===== Entries supplied

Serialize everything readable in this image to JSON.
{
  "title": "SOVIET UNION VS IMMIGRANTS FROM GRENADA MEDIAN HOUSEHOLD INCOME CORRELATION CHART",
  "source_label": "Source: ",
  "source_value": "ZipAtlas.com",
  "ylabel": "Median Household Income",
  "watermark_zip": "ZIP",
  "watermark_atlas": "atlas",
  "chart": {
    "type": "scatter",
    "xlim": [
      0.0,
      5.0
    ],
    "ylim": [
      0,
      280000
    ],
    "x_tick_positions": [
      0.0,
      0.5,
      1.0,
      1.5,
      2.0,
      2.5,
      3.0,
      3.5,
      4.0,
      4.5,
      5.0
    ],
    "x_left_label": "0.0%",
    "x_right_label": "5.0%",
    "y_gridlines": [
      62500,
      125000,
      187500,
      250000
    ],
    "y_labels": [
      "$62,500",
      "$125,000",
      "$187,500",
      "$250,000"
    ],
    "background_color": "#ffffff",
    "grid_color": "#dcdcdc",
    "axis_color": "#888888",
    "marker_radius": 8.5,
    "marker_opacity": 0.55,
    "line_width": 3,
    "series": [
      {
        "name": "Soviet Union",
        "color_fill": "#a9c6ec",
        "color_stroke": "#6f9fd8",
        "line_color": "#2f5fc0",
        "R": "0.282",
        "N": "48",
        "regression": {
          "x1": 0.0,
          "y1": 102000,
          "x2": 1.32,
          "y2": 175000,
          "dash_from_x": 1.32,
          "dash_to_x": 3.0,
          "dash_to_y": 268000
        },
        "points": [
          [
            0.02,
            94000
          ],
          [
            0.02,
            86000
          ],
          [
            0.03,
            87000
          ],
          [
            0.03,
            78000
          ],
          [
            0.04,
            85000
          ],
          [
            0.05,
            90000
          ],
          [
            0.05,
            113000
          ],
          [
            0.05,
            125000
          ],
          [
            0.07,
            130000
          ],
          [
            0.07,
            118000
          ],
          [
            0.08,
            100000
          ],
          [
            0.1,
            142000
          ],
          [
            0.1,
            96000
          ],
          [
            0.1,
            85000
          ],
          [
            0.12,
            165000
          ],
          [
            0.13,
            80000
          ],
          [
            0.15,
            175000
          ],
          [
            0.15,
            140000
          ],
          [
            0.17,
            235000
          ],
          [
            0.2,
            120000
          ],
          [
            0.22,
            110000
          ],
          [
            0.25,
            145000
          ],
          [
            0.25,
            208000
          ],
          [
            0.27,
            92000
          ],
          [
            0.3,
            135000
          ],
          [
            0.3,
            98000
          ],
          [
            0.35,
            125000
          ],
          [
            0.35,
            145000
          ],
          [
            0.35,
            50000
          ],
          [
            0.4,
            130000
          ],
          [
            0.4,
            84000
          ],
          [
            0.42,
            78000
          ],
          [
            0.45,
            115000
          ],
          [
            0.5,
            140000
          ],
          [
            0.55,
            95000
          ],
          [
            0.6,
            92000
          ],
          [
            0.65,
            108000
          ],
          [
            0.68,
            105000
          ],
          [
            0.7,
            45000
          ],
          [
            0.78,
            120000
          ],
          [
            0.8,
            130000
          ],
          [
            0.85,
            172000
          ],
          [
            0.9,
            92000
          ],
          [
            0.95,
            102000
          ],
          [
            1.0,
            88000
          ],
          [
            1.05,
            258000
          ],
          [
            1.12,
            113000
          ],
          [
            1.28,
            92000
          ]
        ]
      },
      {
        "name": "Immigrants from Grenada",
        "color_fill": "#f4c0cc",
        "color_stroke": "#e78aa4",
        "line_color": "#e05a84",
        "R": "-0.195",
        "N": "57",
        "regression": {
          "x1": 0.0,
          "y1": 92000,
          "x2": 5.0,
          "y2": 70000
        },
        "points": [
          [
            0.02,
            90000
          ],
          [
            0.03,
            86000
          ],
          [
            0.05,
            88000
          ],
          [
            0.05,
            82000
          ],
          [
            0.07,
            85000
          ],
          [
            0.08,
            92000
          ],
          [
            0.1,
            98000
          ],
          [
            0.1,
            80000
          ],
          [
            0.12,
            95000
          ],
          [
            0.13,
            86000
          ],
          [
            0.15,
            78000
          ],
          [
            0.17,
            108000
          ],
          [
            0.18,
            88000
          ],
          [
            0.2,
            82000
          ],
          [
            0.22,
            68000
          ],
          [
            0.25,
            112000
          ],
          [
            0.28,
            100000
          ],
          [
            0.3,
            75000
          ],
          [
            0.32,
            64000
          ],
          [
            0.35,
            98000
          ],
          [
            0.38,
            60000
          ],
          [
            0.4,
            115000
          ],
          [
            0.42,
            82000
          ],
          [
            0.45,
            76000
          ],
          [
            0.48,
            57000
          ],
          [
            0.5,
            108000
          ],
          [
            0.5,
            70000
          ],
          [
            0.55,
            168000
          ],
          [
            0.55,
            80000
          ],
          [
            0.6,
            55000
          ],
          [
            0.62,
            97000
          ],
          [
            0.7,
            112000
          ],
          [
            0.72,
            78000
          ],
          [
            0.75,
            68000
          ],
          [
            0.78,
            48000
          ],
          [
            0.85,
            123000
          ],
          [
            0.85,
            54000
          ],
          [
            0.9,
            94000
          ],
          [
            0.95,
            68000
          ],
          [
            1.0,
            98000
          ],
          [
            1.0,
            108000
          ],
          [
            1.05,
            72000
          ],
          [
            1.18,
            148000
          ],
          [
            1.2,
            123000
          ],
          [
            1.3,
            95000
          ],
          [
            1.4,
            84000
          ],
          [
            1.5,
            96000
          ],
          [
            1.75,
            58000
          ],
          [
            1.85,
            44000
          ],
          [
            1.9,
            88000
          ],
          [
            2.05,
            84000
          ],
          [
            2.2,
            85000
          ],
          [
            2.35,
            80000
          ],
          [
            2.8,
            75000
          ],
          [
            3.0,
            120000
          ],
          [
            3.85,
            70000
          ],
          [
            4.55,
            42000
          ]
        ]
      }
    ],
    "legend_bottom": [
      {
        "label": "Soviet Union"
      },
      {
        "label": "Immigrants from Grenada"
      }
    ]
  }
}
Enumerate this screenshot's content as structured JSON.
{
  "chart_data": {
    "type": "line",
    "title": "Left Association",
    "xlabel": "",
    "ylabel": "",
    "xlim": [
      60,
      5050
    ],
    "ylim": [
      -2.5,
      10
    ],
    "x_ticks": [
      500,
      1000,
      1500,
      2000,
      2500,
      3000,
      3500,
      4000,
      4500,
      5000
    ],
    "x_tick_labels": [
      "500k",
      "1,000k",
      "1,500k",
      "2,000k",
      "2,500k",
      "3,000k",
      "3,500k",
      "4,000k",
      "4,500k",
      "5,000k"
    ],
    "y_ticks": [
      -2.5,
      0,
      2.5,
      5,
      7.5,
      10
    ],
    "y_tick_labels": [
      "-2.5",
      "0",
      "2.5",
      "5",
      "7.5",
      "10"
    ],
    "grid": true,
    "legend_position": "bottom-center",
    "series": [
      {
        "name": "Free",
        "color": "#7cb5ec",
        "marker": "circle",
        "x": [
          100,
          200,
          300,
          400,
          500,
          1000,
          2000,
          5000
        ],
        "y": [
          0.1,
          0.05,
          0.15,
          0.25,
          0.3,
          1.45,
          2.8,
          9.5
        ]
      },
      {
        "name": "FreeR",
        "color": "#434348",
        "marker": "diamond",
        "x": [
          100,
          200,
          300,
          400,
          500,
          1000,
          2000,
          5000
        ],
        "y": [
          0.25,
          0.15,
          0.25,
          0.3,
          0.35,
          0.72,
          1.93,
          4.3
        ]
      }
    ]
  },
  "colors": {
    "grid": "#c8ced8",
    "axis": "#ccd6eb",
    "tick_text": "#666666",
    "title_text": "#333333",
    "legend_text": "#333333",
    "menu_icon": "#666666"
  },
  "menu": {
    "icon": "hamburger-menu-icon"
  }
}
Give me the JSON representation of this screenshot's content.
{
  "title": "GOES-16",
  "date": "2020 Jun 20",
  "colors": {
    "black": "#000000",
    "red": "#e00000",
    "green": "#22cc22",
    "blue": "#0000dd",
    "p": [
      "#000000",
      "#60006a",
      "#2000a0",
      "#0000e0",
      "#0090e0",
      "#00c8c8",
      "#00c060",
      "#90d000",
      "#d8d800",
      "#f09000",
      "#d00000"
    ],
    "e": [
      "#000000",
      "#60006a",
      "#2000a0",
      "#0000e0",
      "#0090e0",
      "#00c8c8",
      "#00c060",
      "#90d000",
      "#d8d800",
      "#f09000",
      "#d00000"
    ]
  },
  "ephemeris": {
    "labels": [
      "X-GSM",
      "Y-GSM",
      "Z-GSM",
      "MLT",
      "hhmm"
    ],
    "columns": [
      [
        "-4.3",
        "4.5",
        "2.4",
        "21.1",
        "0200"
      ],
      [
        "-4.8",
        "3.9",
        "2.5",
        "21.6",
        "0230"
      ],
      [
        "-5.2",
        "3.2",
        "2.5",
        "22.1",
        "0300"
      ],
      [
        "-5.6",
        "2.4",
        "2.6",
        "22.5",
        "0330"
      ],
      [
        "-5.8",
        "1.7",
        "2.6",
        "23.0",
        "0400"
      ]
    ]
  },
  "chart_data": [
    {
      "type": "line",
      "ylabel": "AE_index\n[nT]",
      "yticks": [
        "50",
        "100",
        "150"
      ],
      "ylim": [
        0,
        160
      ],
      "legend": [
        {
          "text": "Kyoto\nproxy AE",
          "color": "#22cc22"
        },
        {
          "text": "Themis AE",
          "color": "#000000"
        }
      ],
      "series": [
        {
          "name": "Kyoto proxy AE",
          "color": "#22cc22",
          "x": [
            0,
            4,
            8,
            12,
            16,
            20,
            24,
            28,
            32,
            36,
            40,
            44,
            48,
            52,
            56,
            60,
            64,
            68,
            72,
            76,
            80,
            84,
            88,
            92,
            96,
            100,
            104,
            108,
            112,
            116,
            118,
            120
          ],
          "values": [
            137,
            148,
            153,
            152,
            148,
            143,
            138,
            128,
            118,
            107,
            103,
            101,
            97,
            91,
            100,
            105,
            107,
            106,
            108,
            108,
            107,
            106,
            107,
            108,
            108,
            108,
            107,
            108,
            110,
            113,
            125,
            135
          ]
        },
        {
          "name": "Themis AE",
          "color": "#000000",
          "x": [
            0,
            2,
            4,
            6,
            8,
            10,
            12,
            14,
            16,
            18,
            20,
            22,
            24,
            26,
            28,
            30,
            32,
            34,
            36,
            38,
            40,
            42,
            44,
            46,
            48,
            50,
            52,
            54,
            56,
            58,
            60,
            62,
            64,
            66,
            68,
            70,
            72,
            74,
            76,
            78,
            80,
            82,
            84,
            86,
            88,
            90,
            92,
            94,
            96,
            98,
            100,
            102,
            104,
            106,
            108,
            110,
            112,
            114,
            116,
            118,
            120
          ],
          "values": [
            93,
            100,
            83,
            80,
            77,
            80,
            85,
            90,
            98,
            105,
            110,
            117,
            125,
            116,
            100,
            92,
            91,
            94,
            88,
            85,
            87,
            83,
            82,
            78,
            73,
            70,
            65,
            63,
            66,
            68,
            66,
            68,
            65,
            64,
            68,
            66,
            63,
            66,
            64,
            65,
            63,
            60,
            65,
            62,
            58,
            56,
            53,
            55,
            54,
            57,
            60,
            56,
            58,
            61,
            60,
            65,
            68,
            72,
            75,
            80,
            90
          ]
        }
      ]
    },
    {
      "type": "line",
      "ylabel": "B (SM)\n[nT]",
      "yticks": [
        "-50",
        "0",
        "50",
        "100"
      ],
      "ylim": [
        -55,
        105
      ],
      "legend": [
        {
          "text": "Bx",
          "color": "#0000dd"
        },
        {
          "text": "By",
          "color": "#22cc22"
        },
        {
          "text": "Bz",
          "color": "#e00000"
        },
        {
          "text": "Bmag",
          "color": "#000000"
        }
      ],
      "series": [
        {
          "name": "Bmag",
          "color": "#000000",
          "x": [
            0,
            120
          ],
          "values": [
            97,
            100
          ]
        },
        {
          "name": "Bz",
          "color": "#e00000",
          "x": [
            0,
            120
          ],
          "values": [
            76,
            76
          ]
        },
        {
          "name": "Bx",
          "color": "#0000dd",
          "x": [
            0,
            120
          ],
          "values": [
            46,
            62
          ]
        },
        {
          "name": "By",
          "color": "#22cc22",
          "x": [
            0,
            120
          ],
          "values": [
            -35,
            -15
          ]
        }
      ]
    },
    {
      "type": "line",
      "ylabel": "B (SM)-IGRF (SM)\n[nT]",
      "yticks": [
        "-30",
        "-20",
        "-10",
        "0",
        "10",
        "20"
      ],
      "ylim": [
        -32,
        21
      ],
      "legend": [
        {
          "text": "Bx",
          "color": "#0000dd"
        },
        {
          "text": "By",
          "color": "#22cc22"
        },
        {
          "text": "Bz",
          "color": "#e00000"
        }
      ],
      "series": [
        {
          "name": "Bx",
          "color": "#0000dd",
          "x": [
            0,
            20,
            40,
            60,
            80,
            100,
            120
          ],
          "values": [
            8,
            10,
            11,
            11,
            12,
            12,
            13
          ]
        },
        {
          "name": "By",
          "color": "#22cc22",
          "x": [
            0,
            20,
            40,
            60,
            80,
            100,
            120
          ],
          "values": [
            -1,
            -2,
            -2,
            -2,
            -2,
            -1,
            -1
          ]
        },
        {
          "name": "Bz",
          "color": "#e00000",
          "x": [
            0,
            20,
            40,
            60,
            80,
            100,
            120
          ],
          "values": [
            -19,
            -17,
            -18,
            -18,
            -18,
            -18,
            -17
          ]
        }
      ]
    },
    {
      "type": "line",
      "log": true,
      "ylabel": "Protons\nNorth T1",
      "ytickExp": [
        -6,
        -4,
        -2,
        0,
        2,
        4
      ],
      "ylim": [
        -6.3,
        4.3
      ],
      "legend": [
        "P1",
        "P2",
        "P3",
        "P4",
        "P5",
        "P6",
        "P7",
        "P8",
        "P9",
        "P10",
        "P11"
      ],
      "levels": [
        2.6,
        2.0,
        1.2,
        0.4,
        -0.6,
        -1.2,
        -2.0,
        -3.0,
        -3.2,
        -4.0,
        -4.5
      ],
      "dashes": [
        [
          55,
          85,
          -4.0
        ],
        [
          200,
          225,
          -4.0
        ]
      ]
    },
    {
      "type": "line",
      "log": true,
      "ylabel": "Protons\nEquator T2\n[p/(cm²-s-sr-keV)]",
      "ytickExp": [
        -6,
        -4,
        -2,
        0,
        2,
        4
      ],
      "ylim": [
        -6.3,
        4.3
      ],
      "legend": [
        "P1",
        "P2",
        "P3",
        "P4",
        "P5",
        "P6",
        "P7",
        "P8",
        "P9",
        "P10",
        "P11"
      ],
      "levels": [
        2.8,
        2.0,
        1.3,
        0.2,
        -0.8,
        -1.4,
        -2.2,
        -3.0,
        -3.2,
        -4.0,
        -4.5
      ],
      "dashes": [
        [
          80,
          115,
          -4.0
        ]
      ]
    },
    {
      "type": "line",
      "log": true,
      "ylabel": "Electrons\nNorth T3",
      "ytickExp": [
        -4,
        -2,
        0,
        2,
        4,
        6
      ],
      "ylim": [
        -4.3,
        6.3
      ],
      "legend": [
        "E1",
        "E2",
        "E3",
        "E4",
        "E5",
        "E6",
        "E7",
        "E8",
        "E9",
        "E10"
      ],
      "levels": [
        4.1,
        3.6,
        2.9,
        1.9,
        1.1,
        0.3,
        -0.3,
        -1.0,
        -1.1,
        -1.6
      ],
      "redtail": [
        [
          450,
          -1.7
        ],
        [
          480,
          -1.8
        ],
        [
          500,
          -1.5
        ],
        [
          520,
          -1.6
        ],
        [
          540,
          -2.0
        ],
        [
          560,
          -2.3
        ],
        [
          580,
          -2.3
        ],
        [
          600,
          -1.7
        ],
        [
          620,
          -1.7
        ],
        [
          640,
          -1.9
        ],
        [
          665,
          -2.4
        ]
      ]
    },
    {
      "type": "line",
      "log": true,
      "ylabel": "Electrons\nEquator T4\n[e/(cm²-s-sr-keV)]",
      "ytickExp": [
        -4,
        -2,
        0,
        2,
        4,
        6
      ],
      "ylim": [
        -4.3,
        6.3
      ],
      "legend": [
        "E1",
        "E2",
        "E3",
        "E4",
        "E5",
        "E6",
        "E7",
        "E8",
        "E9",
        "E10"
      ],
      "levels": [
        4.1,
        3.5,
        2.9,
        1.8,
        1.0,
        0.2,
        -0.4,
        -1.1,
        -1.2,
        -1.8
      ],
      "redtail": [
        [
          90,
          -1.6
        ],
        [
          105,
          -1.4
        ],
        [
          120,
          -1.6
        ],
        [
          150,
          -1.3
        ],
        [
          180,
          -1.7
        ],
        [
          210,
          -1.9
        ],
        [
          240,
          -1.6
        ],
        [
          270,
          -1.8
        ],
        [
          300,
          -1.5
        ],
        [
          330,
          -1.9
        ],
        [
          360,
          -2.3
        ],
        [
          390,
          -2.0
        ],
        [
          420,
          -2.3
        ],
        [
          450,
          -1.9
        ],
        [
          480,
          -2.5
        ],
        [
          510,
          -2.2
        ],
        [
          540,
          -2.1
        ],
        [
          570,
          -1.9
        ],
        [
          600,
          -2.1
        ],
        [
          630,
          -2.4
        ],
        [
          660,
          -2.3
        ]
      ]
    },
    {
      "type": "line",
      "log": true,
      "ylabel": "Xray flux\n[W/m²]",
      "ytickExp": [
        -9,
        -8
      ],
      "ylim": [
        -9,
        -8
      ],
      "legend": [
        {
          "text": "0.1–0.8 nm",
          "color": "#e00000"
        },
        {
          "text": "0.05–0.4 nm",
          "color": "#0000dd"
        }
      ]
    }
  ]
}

==========

Written instruction -> Pick out all the lines with the word "Electrons" in them and copy them.

Result for this exercise ->
      "ylabel": "Electrons\nNorth T3",
      "ylabel": "Electrons\nEquator T4\n[e/(cm²-s-sr-keV)]",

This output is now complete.